### Requirement
Check each line of the entries below for the string "Orthotrichum"; copy every line where it appears.

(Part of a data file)
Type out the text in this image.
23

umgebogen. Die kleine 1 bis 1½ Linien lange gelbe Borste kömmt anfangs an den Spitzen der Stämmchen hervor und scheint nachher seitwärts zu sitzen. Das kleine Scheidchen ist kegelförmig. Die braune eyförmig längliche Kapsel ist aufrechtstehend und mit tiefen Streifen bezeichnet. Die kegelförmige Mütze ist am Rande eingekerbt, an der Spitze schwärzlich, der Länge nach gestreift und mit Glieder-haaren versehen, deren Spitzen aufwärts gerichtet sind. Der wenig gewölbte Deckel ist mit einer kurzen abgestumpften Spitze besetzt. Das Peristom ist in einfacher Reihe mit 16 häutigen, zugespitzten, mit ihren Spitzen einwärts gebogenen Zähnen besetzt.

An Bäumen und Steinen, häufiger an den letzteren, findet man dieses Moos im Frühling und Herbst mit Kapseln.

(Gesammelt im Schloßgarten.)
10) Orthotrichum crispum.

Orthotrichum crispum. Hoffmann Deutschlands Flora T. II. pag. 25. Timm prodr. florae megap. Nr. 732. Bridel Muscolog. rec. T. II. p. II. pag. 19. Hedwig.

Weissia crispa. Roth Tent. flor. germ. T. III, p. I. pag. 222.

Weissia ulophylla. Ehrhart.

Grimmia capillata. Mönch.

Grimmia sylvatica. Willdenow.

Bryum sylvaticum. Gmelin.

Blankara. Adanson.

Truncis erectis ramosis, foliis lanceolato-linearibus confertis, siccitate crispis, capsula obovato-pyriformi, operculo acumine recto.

### Task answer
10) Orthotrichum crispum.
Orthotrichum crispum. Hoffmann Deutschlands Flora T. II. pag. 25. Timm prodr. florae megap. Nr. 732. Bridel Muscolog. rec. T. II. p. II. pag. 19. Hedwig.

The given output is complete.